=== Data provided ===
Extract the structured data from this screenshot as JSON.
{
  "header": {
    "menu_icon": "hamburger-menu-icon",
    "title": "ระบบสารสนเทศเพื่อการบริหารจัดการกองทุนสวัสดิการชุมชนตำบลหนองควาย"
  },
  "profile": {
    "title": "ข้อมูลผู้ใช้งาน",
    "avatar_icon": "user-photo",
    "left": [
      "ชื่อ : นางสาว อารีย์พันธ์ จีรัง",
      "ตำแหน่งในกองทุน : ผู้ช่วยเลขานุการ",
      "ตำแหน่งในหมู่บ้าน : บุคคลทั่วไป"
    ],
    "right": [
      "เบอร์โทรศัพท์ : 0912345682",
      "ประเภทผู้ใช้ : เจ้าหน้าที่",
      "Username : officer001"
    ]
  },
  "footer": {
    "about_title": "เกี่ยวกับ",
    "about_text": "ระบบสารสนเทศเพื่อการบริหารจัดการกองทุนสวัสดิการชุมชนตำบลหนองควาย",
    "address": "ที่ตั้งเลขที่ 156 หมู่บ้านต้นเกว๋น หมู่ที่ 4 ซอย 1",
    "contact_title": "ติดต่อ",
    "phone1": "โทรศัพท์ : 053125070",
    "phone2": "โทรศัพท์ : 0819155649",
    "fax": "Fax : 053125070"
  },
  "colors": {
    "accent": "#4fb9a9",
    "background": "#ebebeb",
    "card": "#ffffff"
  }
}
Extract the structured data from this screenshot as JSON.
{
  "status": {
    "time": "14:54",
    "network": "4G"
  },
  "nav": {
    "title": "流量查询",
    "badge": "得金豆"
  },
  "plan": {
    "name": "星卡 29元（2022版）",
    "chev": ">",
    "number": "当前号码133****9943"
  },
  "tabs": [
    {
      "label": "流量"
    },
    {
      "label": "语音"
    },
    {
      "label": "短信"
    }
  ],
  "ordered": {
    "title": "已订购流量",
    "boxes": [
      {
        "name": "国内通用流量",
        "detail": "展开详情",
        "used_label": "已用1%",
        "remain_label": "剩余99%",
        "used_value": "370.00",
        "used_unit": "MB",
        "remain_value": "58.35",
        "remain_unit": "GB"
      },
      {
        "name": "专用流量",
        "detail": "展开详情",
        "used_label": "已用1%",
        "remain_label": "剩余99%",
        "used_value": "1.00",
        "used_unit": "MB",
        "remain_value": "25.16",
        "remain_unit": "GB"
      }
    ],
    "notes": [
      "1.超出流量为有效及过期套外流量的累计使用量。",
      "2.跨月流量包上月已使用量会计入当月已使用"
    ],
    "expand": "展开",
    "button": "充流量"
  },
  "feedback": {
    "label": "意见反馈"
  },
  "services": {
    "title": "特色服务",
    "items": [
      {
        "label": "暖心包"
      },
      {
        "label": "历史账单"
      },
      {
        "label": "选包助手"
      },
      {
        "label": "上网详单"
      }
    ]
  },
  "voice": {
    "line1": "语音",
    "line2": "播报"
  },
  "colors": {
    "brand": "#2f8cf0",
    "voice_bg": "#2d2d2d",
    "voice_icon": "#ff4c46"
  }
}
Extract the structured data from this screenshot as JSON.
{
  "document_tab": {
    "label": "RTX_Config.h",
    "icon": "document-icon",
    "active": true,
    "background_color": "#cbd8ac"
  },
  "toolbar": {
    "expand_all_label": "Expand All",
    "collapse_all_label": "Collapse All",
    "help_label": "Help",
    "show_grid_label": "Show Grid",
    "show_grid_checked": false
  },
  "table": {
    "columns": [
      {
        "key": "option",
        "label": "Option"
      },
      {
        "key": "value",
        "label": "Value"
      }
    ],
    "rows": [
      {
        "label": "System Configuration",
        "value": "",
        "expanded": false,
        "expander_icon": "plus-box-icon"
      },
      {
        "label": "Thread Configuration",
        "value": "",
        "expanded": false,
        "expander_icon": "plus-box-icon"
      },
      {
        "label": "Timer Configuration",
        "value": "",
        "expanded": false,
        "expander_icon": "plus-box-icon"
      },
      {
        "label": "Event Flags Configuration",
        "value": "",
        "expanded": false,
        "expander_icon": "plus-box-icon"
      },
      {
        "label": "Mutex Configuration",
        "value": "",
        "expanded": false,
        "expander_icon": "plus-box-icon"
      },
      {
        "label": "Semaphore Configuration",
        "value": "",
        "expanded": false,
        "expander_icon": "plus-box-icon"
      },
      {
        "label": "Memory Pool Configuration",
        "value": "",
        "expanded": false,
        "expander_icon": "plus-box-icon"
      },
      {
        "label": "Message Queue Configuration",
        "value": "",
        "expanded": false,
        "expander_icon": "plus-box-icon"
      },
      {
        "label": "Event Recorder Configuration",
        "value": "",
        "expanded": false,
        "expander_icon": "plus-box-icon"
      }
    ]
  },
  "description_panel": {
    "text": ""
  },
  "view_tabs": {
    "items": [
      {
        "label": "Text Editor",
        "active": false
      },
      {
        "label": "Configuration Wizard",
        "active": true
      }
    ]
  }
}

=== What is required ===
Please repeat the listing exactly, with nothing left out.

=== Expected answer ===
Extract the structured data from this screenshot as JSON.
{
  "header": {
    "menu_icon": "hamburger-menu-icon",
    "title": "ระบบสารสนเทศเพื่อการบริหารจัดการกองทุนสวัสดิการชุมชนตำบลหนองควาย"
  },
  "profile": {
    "title": "ข้อมูลผู้ใช้งาน",
    "avatar_icon": "user-photo",
    "left": [
      "ชื่อ : นางสาว อารีย์พันธ์ จีรัง",
      "ตำแหน่งในกองทุน : ผู้ช่วยเลขานุการ",
      "ตำแหน่งในหมู่บ้าน : บุคคลทั่วไป"
    ],
    "right": [
      "เบอร์โทรศัพท์ : 0912345682",
      "ประเภทผู้ใช้ : เจ้าหน้าที่",
      "Username : officer001"
    ]
  },
  "footer": {
    "about_title": "เกี่ยวกับ",
    "about_text": "ระบบสารสนเทศเพื่อการบริหารจัดการกองทุนสวัสดิการชุมชนตำบลหนองควาย",
    "address": "ที่ตั้งเลขที่ 156 หมู่บ้านต้นเกว๋น หมู่ที่ 4 ซอย 1",
    "contact_title": "ติดต่อ",
    "phone1": "โทรศัพท์ : 053125070",
    "phone2": "โทรศัพท์ : 0819155649",
    "fax": "Fax : 053125070"
  },
  "colors": {
    "accent": "#4fb9a9",
    "background": "#ebebeb",
    "card": "#ffffff"
  }
}
Extract the structured data from this screenshot as JSON.
{
  "status": {
    "time": "14:54",
    "network": "4G"
  },
  "nav": {
    "title": "流量查询",
    "badge": "得金豆"
  },
  "plan": {
    "name": "星卡 29元（2022版）",
    "chev": ">",
    "number": "当前号码133****9943"
  },
  "tabs": [
    {
      "label": "流量"
    },
    {
      "label": "语音"
    },
    {
      "label": "短信"
    }
  ],
  "ordered": {
    "title": "已订购流量",
    "boxes": [
      {
        "name": "国内通用流量",
        "detail": "展开详情",
        "used_label": "已用1%",
        "remain_label": "剩余99%",
        "used_value": "370.00",
        "used_unit": "MB",
        "remain_value": "58.35",
        "remain_unit": "GB"
      },
      {
        "name": "专用流量",
        "detail": "展开详情",
        "used_label": "已用1%",
        "remain_label": "剩余99%",
        "used_value": "1.00",
        "used_unit": "MB",
        "remain_value": "25.16",
        "remain_unit": "GB"
      }
    ],
    "notes": [
      "1.超出流量为有效及过期套外流量的累计使用量。",
      "2.跨月流量包上月已使用量会计入当月已使用"
    ],
    "expand": "展开",
    "button": "充流量"
  },
  "feedback": {
    "label": "意见反馈"
  },
  "services": {
    "title": "特色服务",
    "items": [
      {
        "label": "暖心包"
      },
      {
        "label": "历史账单"
      },
      {
        "label": "选包助手"
      },
      {
        "label": "上网详单"
      }
    ]
  },
  "voice": {
    "line1": "语音",
    "line2": "播报"
  },
  "colors": {
    "brand": "#2f8cf0",
    "voice_bg": "#2d2d2d",
    "voice_icon": "#ff4c46"
  }
}
Extract the structured data from this screenshot as JSON.
{
  "document_tab": {
    "label": "RTX_Config.h",
    "icon": "document-icon",
    "active": true,
    "background_color": "#cbd8ac"
  },
  "toolbar": {
    "expand_all_label": "Expand All",
    "collapse_all_label": "Collapse All",
    "help_label": "Help",
    "show_grid_label": "Show Grid",
    "show_grid_checked": false
  },
  "table": {
    "columns": [
      {
        "key": "option",
        "label": "Option"
      },
      {
        "key": "value",
        "label": "Value"
      }
    ],
    "rows": [
      {
        "label": "System Configuration",
        "value": "",
        "expanded": false,
        "expander_icon": "plus-box-icon"
      },
      {
        "label": "Thread Configuration",
        "value": "",
        "expanded": false,
        "expander_icon": "plus-box-icon"
      },
      {
        "label": "Timer Configuration",
        "value": "",
        "expanded": false,
        "expander_icon": "plus-box-icon"
      },
      {
        "label": "Event Flags Configuration",
        "value": "",
        "expanded": false,
        "expander_icon": "plus-box-icon"
      },
      {
        "label": "Mutex Configuration",
        "value": "",
        "expanded": false,
        "expander_icon": "plus-box-icon"
      },
      {
        "label": "Semaphore Configuration",
        "value": "",
        "expanded": false,
        "expander_icon": "plus-box-icon"
      },
      {
        "label": "Memory Pool Configuration",
        "value": "",
        "expanded": false,
        "expander_icon": "plus-box-icon"
      },
      {
        "label": "Message Queue Configuration",
        "value": "",
        "expanded": false,
        "expander_icon": "plus-box-icon"
      },
      {
        "label": "Event Recorder Configuration",
        "value": "",
        "expanded": false,
        "expander_icon": "plus-box-icon"
      }
    ]
  },
  "description_panel": {
    "text": ""
  },
  "view_tabs": {
    "items": [
      {
        "label": "Text Editor",
        "active": false
      },
      {
        "label": "Configuration Wizard",
        "active": true
      }
    ]
  }
}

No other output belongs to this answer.